PROBLEM REQUIREMENTS:
Transcribe all of the material exactly. Any picture in it should be left out.

EXTRACTED MATERIAL:
════════════════════
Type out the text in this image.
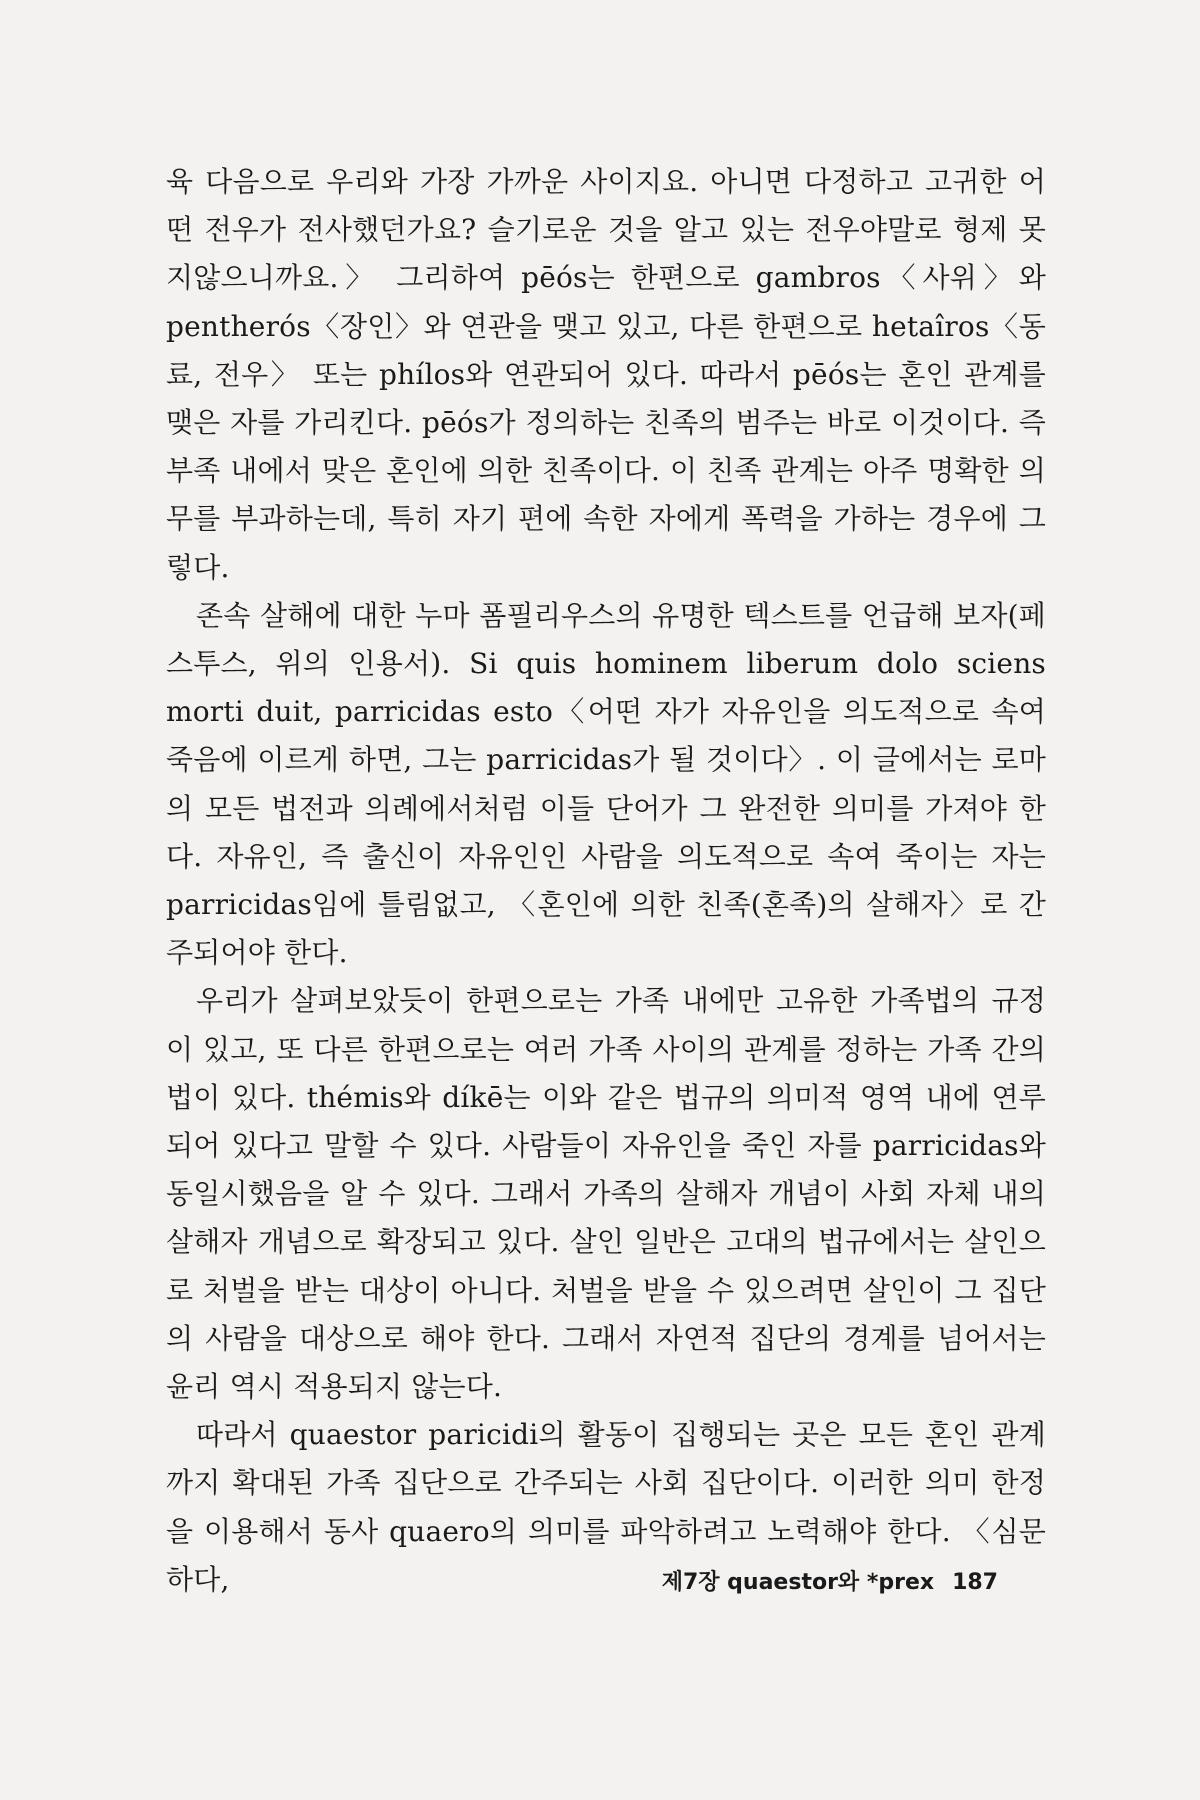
육 다음으로 우리와 가장 가까운 사이지요. 아니면 다정하고 고귀한 어떤 전우가 전사했던가요? 슬기로운 것을 알고 있는 전우야말로 형제 못지않으니까요.〉 그리하여 pēós는 한편으로 gambros〈사위〉와 pentherós〈장인〉와 연관을 맺고 있고, 다른 한편으로 hetaîros〈동료, 전우〉 또는 phílos와 연관되어 있다. 따라서 pēós는 혼인 관계를 맺은 자를 가리킨다. pēós가 정의하는 친족의 범주는 바로 이것이다. 즉 부족 내에서 맞은 혼인에 의한 친족이다. 이 친족 관계는 아주 명확한 의무를 부과하는데, 특히 자기 편에 속한 자에게 폭력을 가하는 경우에 그렇다.

존속 살해에 대한 누마 폼필리우스의 유명한 텍스트를 언급해 보자(페스투스, 위의 인용서). Si quis hominem liberum dolo sciens morti duit, parricidas esto〈어떤 자가 자유인을 의도적으로 속여 죽음에 이르게 하면, 그는 parricidas가 될 것이다〉. 이 글에서는 로마의 모든 법전과 의례에서처럼 이들 단어가 그 완전한 의미를 가져야 한다. 자유인, 즉 출신이 자유인인 사람을 의도적으로 속여 죽이는 자는 parricidas임에 틀림없고, 〈혼인에 의한 친족(혼족)의 살해자〉로 간주되어야 한다.

우리가 살펴보았듯이 한편으로는 가족 내에만 고유한 가족법의 규정이 있고, 또 다른 한편으로는 여러 가족 사이의 관계를 정하는 가족 간의 법이 있다. thémis와 díkē는 이와 같은 법규의 의미적 영역 내에 연루되어 있다고 말할 수 있다. 사람들이 자유인을 죽인 자를 parricidas와 동일시했음을 알 수 있다. 그래서 가족의 살해자 개념이 사회 자체 내의 살해자 개념으로 확장되고 있다. 살인 일반은 고대의 법규에서는 살인으로 처벌을 받는 대상이 아니다. 처벌을 받을 수 있으려면 살인이 그 집단의 사람을 대상으로 해야 한다. 그래서 자연적 집단의 경계를 넘어서는 윤리 역시 적용되지 않는다.

따라서 quaestor paricidi의 활동이 집행되는 곳은 모든 혼인 관계까지 확대된 가족 집단으로 간주되는 사회 집단이다. 이러한 의미 한정을 이용해서 동사 quaero의 의미를 파악하려고 노력해야 한다. 〈심문하다,	제7장 quaestor와 *prex 187
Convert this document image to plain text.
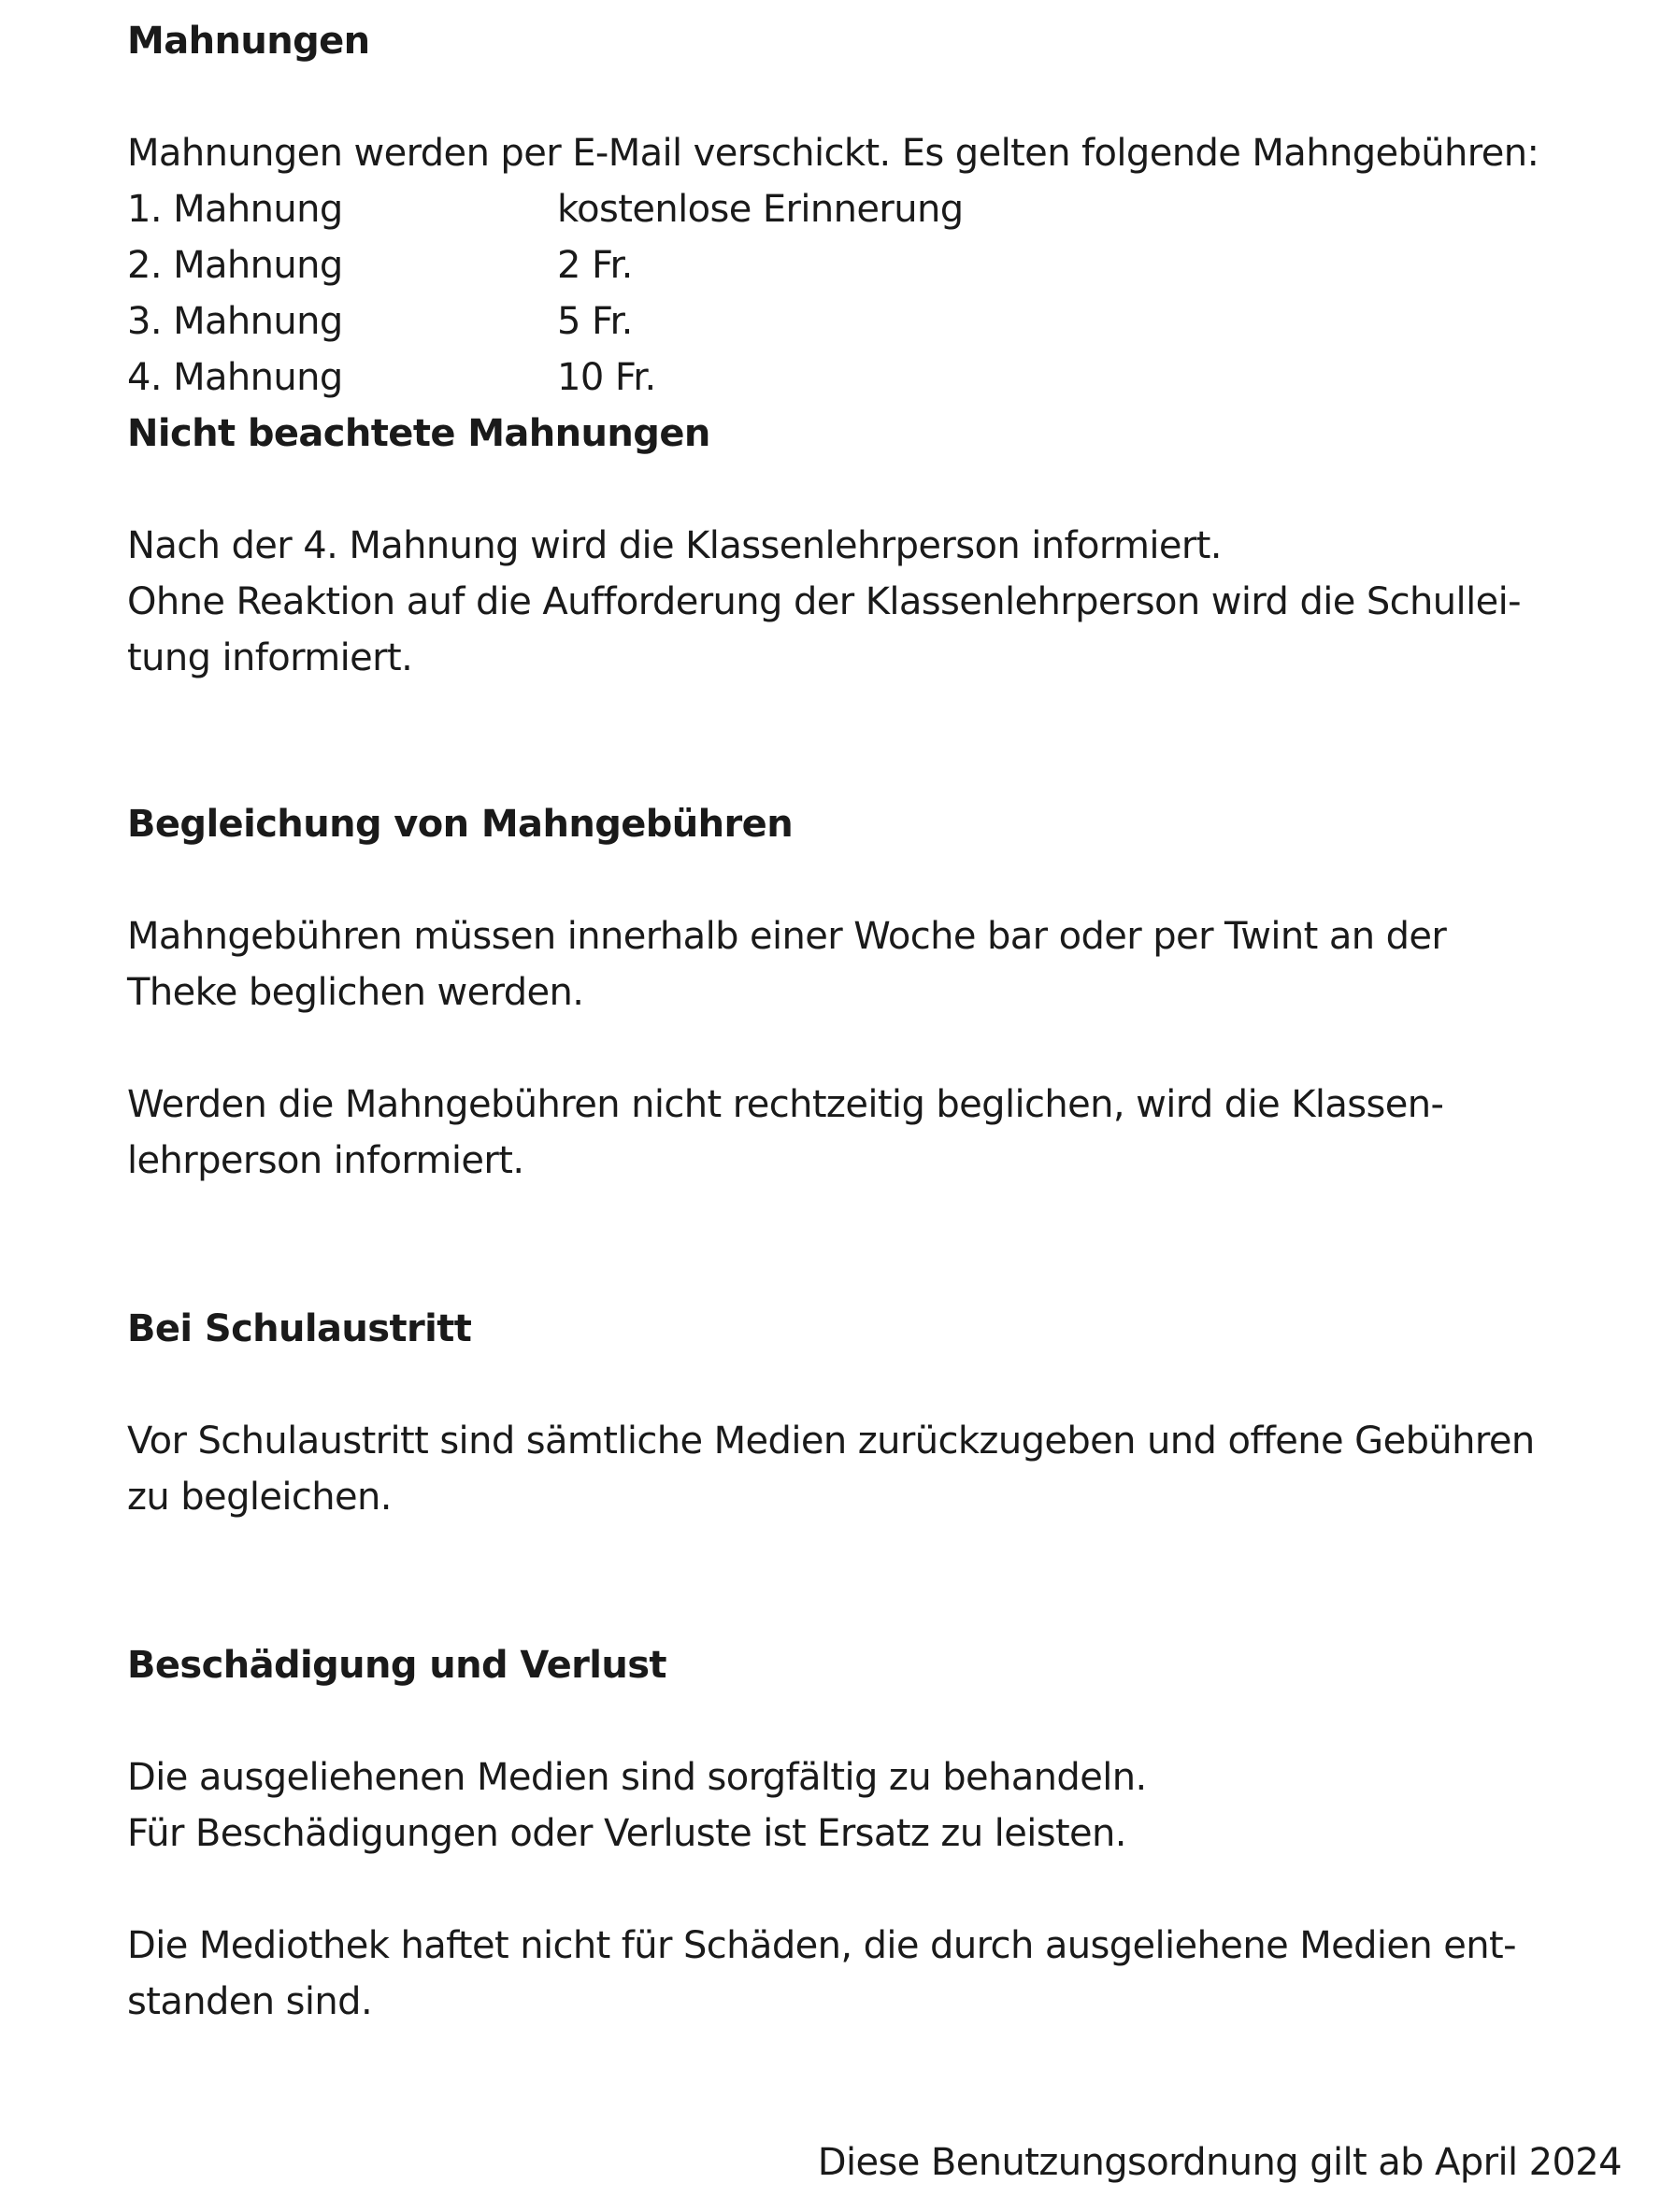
Mahnungen

Mahnungen werden per E-Mail verschickt. Es gelten folgende Mahngebühren:

1. Mahnung	kostenlose Erinnerung
2. Mahnung	2 Fr.
3. Mahnung	5 Fr.
4. Mahnung	10 Fr.

Nicht beachtete Mahnungen

Nach der 4. Mahnung wird die Klassenlehrperson informiert.

Ohne Reaktion auf die Aufforderung der Klassenlehrperson wird die Schullei-

tung informiert.

Begleichung von Mahngebühren

Mahngebühren müssen innerhalb einer Woche bar oder per Twint an der

Theke beglichen werden.

Werden die Mahngebühren nicht rechtzeitig beglichen, wird die Klassen-

lehrperson informiert.

Bei Schulaustritt

Vor Schulaustritt sind sämtliche Medien zurückzugeben und offene Gebühren

zu begleichen.

Beschädigung und Verlust

Die ausgeliehenen Medien sind sorgfältig zu behandeln.

Für Beschädigungen oder Verluste ist Ersatz zu leisten.

Die Mediothek haftet nicht für Schäden, die durch ausgeliehene Medien ent-

standen sind.

Diese Benutzungsordnung gilt ab April 2024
════════════════════
CORRECT ANSWER:
Type out the text in this image.
육 다음으로 우리와 가장 가까운 사이지요. 아니면 다정하고 고귀한 어떤 전우가 전사했던가요? 슬기로운 것을 알고 있는 전우야말로 형제 못지않으니까요.〉 그리하여 pēós는 한편으로 gambros〈사위〉와 pentherós〈장인〉와 연관을 맺고 있고, 다른 한편으로 hetaîros〈동료, 전우〉 또는 phílos와 연관되어 있다. 따라서 pēós는 혼인 관계를 맺은 자를 가리킨다. pēós가 정의하는 친족의 범주는 바로 이것이다. 즉 부족 내에서 맞은 혼인에 의한 친족이다. 이 친족 관계는 아주 명확한 의무를 부과하는데, 특히 자기 편에 속한 자에게 폭력을 가하는 경우에 그렇다.

존속 살해에 대한 누마 폼필리우스의 유명한 텍스트를 언급해 보자(페스투스, 위의 인용서). Si quis hominem liberum dolo sciens morti duit, parricidas esto〈어떤 자가 자유인을 의도적으로 속여 죽음에 이르게 하면, 그는 parricidas가 될 것이다〉. 이 글에서는 로마의 모든 법전과 의례에서처럼 이들 단어가 그 완전한 의미를 가져야 한다. 자유인, 즉 출신이 자유인인 사람을 의도적으로 속여 죽이는 자는 parricidas임에 틀림없고, 〈혼인에 의한 친족(혼족)의 살해자〉로 간주되어야 한다.

우리가 살펴보았듯이 한편으로는 가족 내에만 고유한 가족법의 규정이 있고, 또 다른 한편으로는 여러 가족 사이의 관계를 정하는 가족 간의 법이 있다. thémis와 díkē는 이와 같은 법규의 의미적 영역 내에 연루되어 있다고 말할 수 있다. 사람들이 자유인을 죽인 자를 parricidas와 동일시했음을 알 수 있다. 그래서 가족의 살해자 개념이 사회 자체 내의 살해자 개념으로 확장되고 있다. 살인 일반은 고대의 법규에서는 살인으로 처벌을 받는 대상이 아니다. 처벌을 받을 수 있으려면 살인이 그 집단의 사람을 대상으로 해야 한다. 그래서 자연적 집단의 경계를 넘어서는 윤리 역시 적용되지 않는다.

따라서 quaestor paricidi의 활동이 집행되는 곳은 모든 혼인 관계까지 확대된 가족 집단으로 간주되는 사회 집단이다. 이러한 의미 한정을 이용해서 동사 quaero의 의미를 파악하려고 노력해야 한다. 〈심문하다,	제7장 quaestor와 *prex 187
Convert this document image to plain text.
Mahnungen

Mahnungen werden per E-Mail verschickt. Es gelten folgende Mahngebühren:

1. Mahnung	kostenlose Erinnerung
2. Mahnung	2 Fr.
3. Mahnung	5 Fr.
4. Mahnung	10 Fr.

Nicht beachtete Mahnungen

Nach der 4. Mahnung wird die Klassenlehrperson informiert.

Ohne Reaktion auf die Aufforderung der Klassenlehrperson wird die Schullei-

tung informiert.

Begleichung von Mahngebühren

Mahngebühren müssen innerhalb einer Woche bar oder per Twint an der

Theke beglichen werden.

Werden die Mahngebühren nicht rechtzeitig beglichen, wird die Klassen-

lehrperson informiert.

Bei Schulaustritt

Vor Schulaustritt sind sämtliche Medien zurückzugeben und offene Gebühren

zu begleichen.

Beschädigung und Verlust

Die ausgeliehenen Medien sind sorgfältig zu behandeln.

Für Beschädigungen oder Verluste ist Ersatz zu leisten.

Die Mediothek haftet nicht für Schäden, die durch ausgeliehene Medien ent-

standen sind.

Diese Benutzungsordnung gilt ab April 2024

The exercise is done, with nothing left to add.